- What is asked
Retype the listing that follows, word for word.

- Given entries

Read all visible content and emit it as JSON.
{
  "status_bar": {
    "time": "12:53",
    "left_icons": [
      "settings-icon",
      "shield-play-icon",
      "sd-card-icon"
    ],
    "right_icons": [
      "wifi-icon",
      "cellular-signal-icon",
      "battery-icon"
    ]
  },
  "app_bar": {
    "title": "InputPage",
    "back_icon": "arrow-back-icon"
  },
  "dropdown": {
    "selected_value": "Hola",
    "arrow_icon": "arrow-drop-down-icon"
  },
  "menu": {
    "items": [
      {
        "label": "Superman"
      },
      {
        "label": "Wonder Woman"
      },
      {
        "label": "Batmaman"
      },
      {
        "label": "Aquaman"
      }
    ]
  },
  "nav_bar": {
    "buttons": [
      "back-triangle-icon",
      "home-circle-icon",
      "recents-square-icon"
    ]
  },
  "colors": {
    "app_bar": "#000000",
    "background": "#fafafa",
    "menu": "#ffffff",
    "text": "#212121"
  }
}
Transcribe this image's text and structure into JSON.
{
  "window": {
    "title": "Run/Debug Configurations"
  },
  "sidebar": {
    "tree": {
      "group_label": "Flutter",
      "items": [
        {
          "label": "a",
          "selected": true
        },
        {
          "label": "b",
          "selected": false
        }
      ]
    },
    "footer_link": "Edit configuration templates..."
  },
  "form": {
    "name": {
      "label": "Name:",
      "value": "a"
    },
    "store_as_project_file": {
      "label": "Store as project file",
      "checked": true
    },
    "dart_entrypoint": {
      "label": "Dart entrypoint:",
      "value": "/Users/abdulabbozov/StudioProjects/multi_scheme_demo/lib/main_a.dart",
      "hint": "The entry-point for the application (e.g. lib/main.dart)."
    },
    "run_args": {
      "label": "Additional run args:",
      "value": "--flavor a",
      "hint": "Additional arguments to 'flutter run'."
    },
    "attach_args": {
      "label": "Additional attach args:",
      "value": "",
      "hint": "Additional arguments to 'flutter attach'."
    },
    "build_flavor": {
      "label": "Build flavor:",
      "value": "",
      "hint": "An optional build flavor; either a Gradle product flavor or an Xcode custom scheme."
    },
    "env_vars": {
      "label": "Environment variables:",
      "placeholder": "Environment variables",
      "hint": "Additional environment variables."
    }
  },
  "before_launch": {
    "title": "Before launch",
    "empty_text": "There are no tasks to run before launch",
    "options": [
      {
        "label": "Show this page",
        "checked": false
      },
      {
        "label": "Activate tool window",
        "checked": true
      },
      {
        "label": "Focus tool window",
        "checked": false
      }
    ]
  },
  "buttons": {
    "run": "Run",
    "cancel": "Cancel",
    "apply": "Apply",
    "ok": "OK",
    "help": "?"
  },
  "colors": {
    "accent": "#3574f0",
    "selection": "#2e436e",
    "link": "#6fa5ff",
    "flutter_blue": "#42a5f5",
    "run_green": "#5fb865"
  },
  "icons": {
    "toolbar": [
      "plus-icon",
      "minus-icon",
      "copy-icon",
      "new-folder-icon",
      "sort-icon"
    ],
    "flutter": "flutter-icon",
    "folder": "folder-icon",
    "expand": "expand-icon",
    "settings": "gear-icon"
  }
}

- Written response
Read all visible content and emit it as JSON.
{
  "status_bar": {
    "time": "12:53",
    "left_icons": [
      "settings-icon",
      "shield-play-icon",
      "sd-card-icon"
    ],
    "right_icons": [
      "wifi-icon",
      "cellular-signal-icon",
      "battery-icon"
    ]
  },
  "app_bar": {
    "title": "InputPage",
    "back_icon": "arrow-back-icon"
  },
  "dropdown": {
    "selected_value": "Hola",
    "arrow_icon": "arrow-drop-down-icon"
  },
  "menu": {
    "items": [
      {
        "label": "Superman"
      },
      {
        "label": "Wonder Woman"
      },
      {
        "label": "Batmaman"
      },
      {
        "label": "Aquaman"
      }
    ]
  },
  "nav_bar": {
    "buttons": [
      "back-triangle-icon",
      "home-circle-icon",
      "recents-square-icon"
    ]
  },
  "colors": {
    "app_bar": "#000000",
    "background": "#fafafa",
    "menu": "#ffffff",
    "text": "#212121"
  }
}
Transcribe this image's text and structure into JSON.
{
  "window": {
    "title": "Run/Debug Configurations"
  },
  "sidebar": {
    "tree": {
      "group_label": "Flutter",
      "items": [
        {
          "label": "a",
          "selected": true
        },
        {
          "label": "b",
          "selected": false
        }
      ]
    },
    "footer_link": "Edit configuration templates..."
  },
  "form": {
    "name": {
      "label": "Name:",
      "value": "a"
    },
    "store_as_project_file": {
      "label": "Store as project file",
      "checked": true
    },
    "dart_entrypoint": {
      "label": "Dart entrypoint:",
      "value": "/Users/abdulabbozov/StudioProjects/multi_scheme_demo/lib/main_a.dart",
      "hint": "The entry-point for the application (e.g. lib/main.dart)."
    },
    "run_args": {
      "label": "Additional run args:",
      "value": "--flavor a",
      "hint": "Additional arguments to 'flutter run'."
    },
    "attach_args": {
      "label": "Additional attach args:",
      "value": "",
      "hint": "Additional arguments to 'flutter attach'."
    },
    "build_flavor": {
      "label": "Build flavor:",
      "value": "",
      "hint": "An optional build flavor; either a Gradle product flavor or an Xcode custom scheme."
    },
    "env_vars": {
      "label": "Environment variables:",
      "placeholder": "Environment variables",
      "hint": "Additional environment variables."
    }
  },
  "before_launch": {
    "title": "Before launch",
    "empty_text": "There are no tasks to run before launch",
    "options": [
      {
        "label": "Show this page",
        "checked": false
      },
      {
        "label": "Activate tool window",
        "checked": true
      },
      {
        "label": "Focus tool window",
        "checked": false
      }
    ]
  },
  "buttons": {
    "run": "Run",
    "cancel": "Cancel",
    "apply": "Apply",
    "ok": "OK",
    "help": "?"
  },
  "colors": {
    "accent": "#3574f0",
    "selection": "#2e436e",
    "link": "#6fa5ff",
    "flutter_blue": "#42a5f5",
    "run_green": "#5fb865"
  },
  "icons": {
    "toolbar": [
      "plus-icon",
      "minus-icon",
      "copy-icon",
      "new-folder-icon",
      "sort-icon"
    ],
    "flutter": "flutter-icon",
    "folder": "folder-icon",
    "expand": "expand-icon",
    "settings": "gear-icon"
  }
}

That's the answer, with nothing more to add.